▶ TASK TO CARRY OUT:
Report how many lines below contain the word "几许有共享荣华". Give only the number.

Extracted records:
* BEGIN *

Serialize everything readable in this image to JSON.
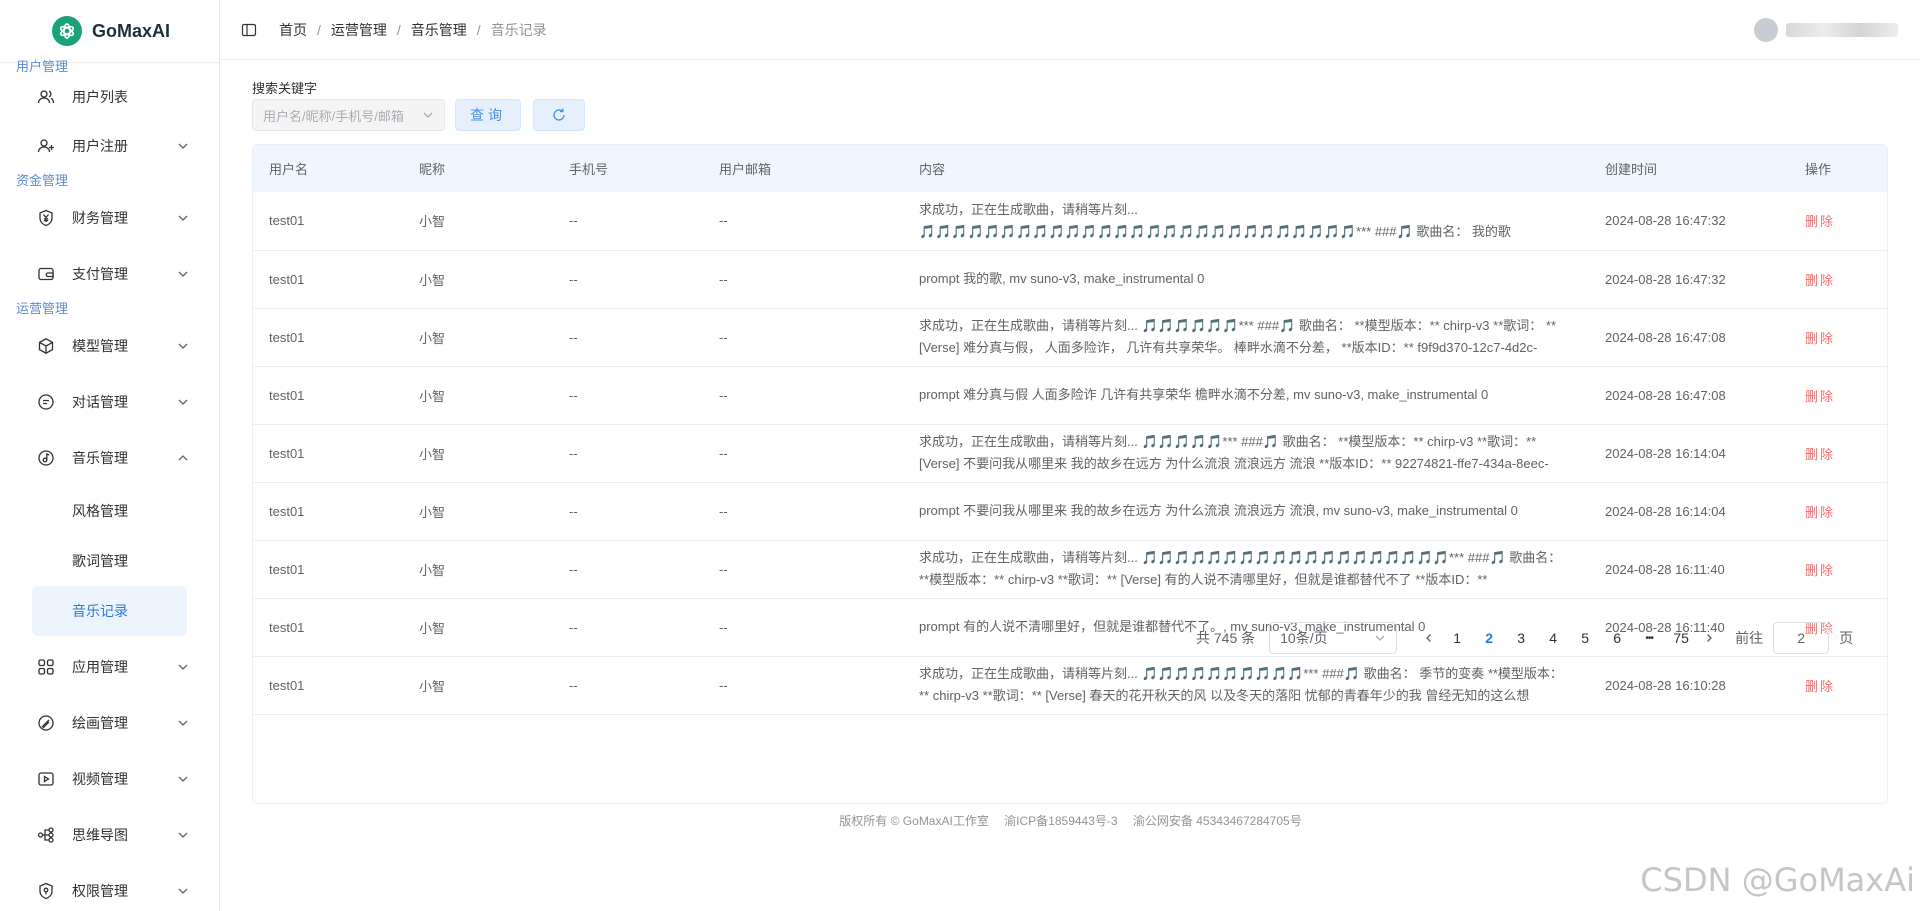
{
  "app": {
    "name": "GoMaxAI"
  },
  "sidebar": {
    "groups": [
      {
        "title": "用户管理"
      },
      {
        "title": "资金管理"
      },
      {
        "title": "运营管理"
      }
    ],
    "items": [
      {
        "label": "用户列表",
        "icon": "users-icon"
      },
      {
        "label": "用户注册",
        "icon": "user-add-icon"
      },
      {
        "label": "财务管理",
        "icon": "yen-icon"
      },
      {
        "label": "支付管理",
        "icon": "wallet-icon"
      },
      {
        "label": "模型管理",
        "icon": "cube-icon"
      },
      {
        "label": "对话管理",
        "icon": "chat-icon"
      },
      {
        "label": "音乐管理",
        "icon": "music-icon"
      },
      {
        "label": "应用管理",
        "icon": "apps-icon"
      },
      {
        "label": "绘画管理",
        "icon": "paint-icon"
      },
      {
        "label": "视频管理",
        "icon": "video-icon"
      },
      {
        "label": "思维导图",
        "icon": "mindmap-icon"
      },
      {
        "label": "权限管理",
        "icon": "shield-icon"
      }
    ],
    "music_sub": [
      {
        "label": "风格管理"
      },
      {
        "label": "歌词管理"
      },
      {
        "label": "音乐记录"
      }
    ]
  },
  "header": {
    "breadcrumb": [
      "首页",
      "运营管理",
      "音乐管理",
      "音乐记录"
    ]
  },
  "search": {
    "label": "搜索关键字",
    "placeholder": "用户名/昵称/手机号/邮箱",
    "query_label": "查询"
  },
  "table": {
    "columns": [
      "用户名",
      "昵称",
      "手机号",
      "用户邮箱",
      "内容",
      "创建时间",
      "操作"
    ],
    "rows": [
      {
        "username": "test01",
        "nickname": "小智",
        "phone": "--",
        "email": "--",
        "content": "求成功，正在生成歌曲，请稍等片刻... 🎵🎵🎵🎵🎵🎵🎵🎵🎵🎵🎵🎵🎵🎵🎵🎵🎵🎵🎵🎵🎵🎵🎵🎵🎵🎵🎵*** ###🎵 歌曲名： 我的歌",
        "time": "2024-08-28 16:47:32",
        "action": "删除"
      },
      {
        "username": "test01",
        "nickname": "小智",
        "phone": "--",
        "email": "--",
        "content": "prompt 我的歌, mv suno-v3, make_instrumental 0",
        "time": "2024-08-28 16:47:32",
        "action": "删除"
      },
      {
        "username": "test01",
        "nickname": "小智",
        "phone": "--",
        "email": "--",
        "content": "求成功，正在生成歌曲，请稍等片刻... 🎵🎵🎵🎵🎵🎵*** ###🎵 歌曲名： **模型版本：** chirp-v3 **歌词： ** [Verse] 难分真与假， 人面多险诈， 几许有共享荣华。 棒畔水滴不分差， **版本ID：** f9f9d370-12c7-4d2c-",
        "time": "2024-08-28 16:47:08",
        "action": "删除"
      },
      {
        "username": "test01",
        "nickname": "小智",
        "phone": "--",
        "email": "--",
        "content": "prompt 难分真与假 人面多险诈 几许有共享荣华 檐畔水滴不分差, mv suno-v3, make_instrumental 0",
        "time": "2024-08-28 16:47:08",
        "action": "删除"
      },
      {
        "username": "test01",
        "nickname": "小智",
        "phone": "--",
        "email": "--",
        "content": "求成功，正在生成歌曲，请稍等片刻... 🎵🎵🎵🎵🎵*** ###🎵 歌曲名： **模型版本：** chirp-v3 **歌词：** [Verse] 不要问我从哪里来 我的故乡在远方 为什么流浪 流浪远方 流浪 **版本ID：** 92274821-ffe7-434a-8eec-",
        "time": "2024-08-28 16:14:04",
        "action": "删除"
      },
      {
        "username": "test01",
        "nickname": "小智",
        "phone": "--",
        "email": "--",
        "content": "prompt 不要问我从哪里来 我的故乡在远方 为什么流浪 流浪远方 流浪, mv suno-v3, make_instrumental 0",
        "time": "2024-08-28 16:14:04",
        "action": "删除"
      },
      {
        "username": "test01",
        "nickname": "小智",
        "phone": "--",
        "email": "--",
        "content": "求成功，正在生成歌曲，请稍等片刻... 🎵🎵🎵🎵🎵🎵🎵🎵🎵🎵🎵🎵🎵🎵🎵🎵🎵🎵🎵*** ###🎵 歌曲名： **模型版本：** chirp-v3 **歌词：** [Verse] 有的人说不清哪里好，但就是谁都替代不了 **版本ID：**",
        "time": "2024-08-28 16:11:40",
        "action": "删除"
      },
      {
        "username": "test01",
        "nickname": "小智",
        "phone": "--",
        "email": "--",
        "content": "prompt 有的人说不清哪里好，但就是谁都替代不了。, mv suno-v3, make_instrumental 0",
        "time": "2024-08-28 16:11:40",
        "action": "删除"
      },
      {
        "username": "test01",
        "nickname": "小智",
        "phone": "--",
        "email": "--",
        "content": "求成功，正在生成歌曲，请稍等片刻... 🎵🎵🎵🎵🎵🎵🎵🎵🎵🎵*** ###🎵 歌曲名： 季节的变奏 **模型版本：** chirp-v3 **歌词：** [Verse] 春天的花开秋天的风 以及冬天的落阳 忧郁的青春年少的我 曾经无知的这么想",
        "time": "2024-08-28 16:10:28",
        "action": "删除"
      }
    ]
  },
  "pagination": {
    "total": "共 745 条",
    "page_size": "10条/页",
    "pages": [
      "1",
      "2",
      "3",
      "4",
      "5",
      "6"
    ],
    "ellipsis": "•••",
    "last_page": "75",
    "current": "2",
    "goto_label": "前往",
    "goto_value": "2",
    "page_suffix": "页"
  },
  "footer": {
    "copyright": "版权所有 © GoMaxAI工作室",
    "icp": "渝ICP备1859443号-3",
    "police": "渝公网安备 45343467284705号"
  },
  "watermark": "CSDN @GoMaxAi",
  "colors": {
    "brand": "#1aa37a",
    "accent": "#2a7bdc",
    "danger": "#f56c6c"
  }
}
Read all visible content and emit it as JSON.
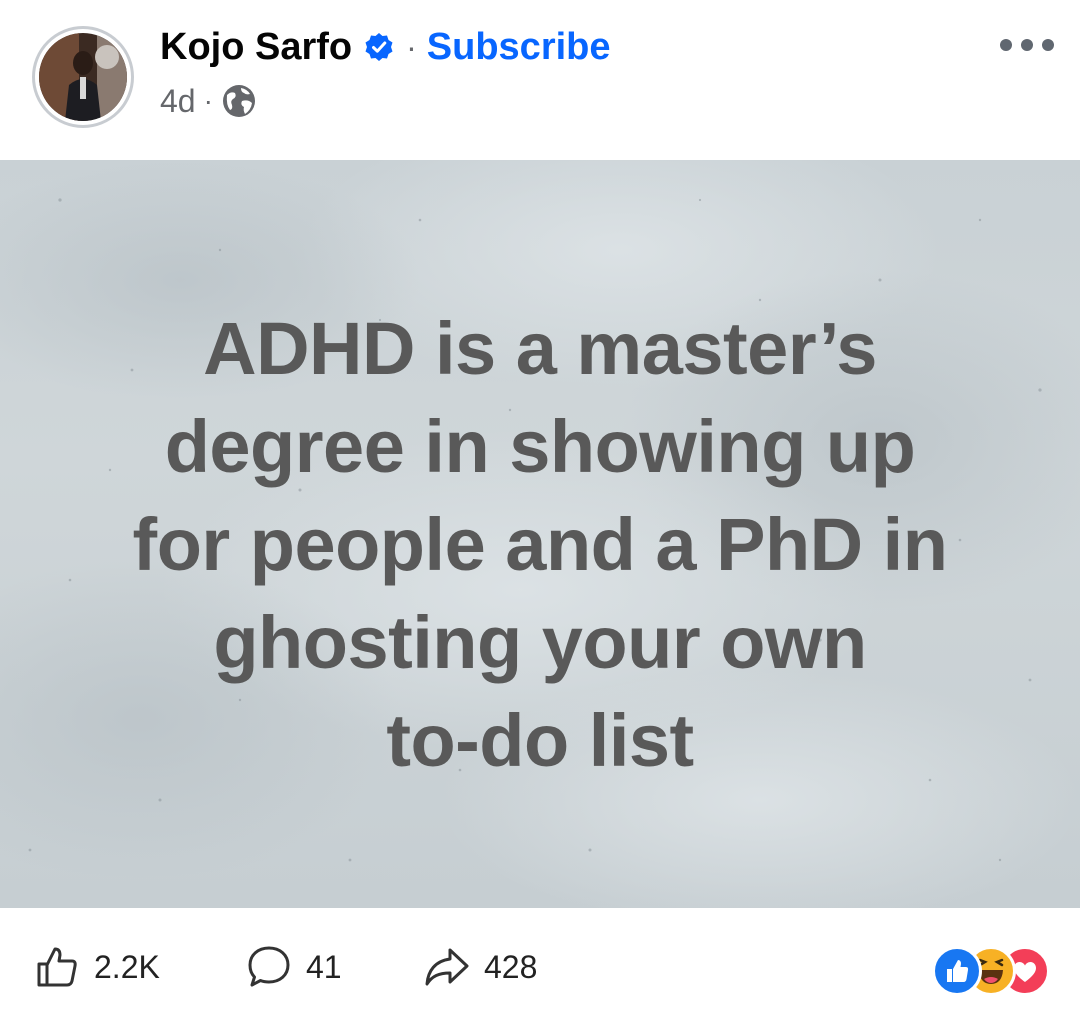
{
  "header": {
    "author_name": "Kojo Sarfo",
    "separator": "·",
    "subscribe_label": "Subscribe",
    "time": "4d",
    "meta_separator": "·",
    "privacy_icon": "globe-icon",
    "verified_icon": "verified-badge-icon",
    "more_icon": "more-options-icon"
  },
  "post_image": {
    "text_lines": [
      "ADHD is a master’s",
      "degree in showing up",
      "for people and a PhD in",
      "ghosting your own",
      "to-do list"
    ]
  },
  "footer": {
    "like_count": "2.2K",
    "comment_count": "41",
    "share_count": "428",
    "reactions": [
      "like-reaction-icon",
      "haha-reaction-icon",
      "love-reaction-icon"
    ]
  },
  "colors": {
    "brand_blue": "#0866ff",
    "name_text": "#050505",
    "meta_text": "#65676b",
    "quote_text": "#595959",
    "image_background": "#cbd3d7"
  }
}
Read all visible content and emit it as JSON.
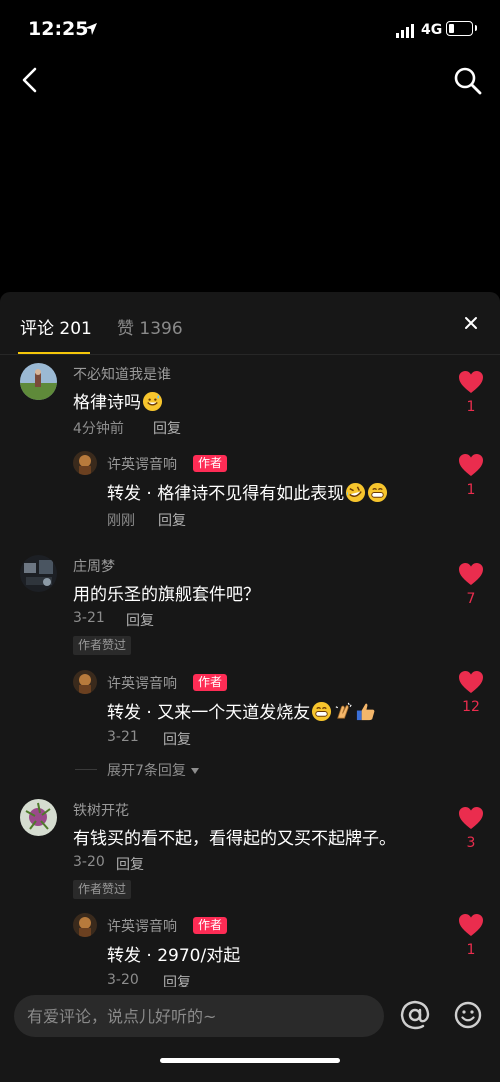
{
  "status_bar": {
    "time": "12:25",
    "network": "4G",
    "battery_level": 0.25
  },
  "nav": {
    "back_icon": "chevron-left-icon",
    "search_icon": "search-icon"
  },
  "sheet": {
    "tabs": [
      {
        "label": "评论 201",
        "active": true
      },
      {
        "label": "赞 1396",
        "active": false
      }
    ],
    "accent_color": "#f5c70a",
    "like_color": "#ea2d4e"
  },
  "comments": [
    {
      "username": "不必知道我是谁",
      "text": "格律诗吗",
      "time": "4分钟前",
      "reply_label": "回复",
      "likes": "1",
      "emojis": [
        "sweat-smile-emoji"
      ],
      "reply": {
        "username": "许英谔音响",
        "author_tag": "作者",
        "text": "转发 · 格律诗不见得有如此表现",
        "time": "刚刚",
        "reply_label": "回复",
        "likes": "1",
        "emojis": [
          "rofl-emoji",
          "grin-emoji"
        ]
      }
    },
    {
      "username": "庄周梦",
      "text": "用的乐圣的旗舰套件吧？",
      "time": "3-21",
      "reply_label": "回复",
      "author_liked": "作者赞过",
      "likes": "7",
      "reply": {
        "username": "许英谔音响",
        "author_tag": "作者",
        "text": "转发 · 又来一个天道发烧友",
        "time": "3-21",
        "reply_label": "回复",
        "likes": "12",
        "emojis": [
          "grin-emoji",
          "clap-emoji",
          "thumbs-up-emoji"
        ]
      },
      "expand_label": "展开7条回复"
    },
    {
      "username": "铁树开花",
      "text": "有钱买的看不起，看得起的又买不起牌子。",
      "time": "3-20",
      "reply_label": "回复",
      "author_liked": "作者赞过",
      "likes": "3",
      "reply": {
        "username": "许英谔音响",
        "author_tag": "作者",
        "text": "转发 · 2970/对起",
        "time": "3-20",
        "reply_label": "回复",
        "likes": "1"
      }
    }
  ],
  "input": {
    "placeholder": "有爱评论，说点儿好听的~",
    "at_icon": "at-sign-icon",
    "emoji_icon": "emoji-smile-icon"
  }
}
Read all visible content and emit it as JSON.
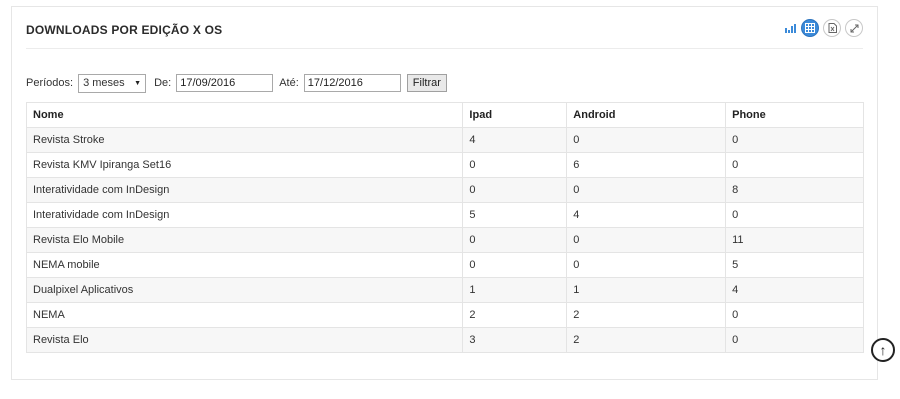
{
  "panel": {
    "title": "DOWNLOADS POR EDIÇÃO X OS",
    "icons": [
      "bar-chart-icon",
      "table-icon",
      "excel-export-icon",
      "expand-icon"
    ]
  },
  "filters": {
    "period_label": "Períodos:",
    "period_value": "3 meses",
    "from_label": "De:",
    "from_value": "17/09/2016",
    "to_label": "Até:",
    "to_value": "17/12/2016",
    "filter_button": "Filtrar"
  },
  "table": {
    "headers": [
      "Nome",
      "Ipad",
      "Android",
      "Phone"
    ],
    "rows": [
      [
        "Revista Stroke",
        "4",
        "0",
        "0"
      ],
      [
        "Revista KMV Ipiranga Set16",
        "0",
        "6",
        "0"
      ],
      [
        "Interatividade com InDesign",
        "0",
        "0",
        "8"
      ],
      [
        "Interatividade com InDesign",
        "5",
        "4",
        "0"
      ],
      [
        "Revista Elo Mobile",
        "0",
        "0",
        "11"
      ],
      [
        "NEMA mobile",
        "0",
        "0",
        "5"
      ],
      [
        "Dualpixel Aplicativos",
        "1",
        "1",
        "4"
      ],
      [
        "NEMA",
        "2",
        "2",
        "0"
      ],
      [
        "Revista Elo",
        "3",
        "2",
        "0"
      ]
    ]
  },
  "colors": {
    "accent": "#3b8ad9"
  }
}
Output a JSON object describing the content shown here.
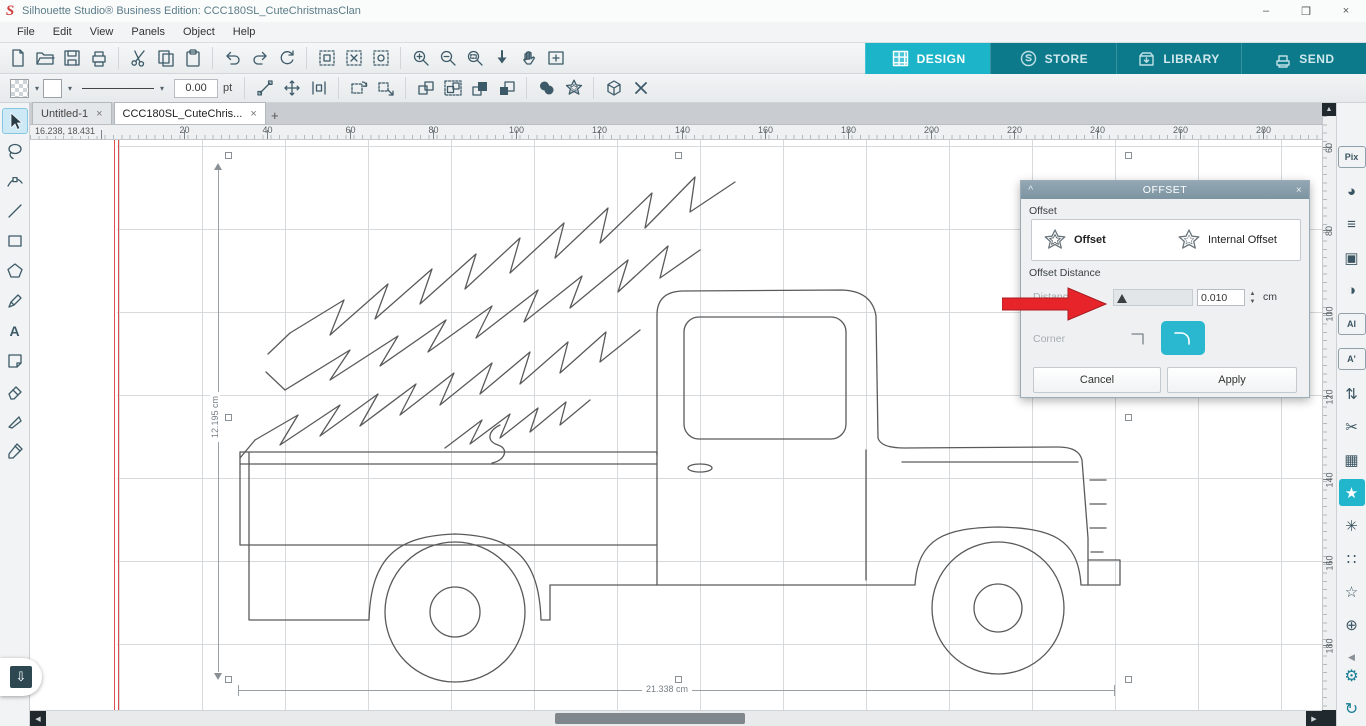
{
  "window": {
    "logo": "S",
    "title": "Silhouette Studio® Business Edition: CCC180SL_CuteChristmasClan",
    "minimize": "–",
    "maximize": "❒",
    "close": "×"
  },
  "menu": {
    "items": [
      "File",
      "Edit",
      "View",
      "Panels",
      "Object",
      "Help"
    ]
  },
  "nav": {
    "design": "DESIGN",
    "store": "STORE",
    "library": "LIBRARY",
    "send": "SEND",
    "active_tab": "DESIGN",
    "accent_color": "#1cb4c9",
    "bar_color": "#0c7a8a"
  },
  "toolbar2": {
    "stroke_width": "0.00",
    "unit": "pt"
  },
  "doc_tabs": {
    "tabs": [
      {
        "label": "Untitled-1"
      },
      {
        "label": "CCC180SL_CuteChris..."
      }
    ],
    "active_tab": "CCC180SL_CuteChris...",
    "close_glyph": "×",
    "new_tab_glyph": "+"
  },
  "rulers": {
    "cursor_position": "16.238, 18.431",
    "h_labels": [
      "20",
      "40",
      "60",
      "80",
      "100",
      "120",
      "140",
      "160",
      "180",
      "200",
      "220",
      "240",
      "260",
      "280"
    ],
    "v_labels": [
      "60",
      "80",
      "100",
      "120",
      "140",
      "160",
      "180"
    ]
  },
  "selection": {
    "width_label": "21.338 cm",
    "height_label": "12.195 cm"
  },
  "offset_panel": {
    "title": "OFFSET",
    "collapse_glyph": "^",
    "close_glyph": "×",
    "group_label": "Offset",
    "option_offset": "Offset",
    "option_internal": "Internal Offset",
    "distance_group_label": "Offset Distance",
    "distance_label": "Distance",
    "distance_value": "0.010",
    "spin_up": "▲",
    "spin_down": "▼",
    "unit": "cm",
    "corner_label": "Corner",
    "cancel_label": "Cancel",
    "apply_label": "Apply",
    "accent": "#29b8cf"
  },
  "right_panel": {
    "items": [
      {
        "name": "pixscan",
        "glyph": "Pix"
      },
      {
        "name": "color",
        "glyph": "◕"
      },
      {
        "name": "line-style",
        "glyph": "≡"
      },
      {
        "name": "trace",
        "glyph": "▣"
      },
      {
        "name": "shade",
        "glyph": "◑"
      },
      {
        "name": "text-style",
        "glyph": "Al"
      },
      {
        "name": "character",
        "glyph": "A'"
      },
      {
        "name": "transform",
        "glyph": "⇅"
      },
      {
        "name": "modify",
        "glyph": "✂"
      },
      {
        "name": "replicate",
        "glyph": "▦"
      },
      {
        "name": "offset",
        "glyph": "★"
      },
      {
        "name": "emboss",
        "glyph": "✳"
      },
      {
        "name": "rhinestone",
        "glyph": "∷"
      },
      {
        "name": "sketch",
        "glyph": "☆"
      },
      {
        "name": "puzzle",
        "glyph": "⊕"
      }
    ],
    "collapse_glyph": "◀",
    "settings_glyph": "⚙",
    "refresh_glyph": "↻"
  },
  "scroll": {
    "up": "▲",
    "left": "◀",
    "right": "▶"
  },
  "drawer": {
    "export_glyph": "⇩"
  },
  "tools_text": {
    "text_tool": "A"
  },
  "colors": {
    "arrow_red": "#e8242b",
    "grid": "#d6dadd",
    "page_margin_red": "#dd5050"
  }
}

* END *

▶ ANSWER TO THE EXERCISE:
2